• **Directive**: All records must be quoted exactly. Omit the pictures.

• **Data records**:
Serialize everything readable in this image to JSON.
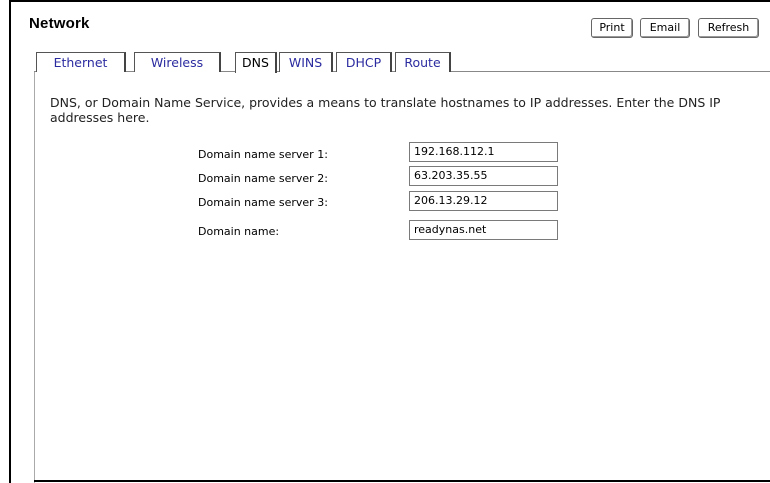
{
  "page": {
    "title": "Network"
  },
  "toolbar": {
    "print_label": "Print",
    "email_label": "Email",
    "refresh_label": "Refresh"
  },
  "tabs": [
    {
      "label": "Ethernet",
      "active": false
    },
    {
      "label": "Wireless",
      "active": false
    },
    {
      "label": "DNS",
      "active": true
    },
    {
      "label": "WINS",
      "active": false
    },
    {
      "label": "DHCP",
      "active": false
    },
    {
      "label": "Route",
      "active": false
    }
  ],
  "dns": {
    "description": "DNS, or Domain Name Service, provides a means to translate hostnames to IP addresses. Enter the DNS IP addresses here.",
    "fields": [
      {
        "label": "Domain name server 1:",
        "value": "192.168.112.1"
      },
      {
        "label": "Domain name server 2:",
        "value": "63.203.35.55"
      },
      {
        "label": "Domain name server 3:",
        "value": "206.13.29.12"
      },
      {
        "label": "Domain name:",
        "value": "readynas.net"
      }
    ]
  },
  "colors": {
    "tab_link": "#2b2ba0",
    "border": "#555555"
  }
}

• **The answer**:
Serialize everything readable in this image to JSON.
{
  "page": {
    "title": "Network"
  },
  "toolbar": {
    "print_label": "Print",
    "email_label": "Email",
    "refresh_label": "Refresh"
  },
  "tabs": [
    {
      "label": "Ethernet",
      "active": false
    },
    {
      "label": "Wireless",
      "active": false
    },
    {
      "label": "DNS",
      "active": true
    },
    {
      "label": "WINS",
      "active": false
    },
    {
      "label": "DHCP",
      "active": false
    },
    {
      "label": "Route",
      "active": false
    }
  ],
  "dns": {
    "description": "DNS, or Domain Name Service, provides a means to translate hostnames to IP addresses. Enter the DNS IP addresses here.",
    "fields": [
      {
        "label": "Domain name server 1:",
        "value": "192.168.112.1"
      },
      {
        "label": "Domain name server 2:",
        "value": "63.203.35.55"
      },
      {
        "label": "Domain name server 3:",
        "value": "206.13.29.12"
      },
      {
        "label": "Domain name:",
        "value": "readynas.net"
      }
    ]
  },
  "colors": {
    "tab_link": "#2b2ba0",
    "border": "#555555"
  }
}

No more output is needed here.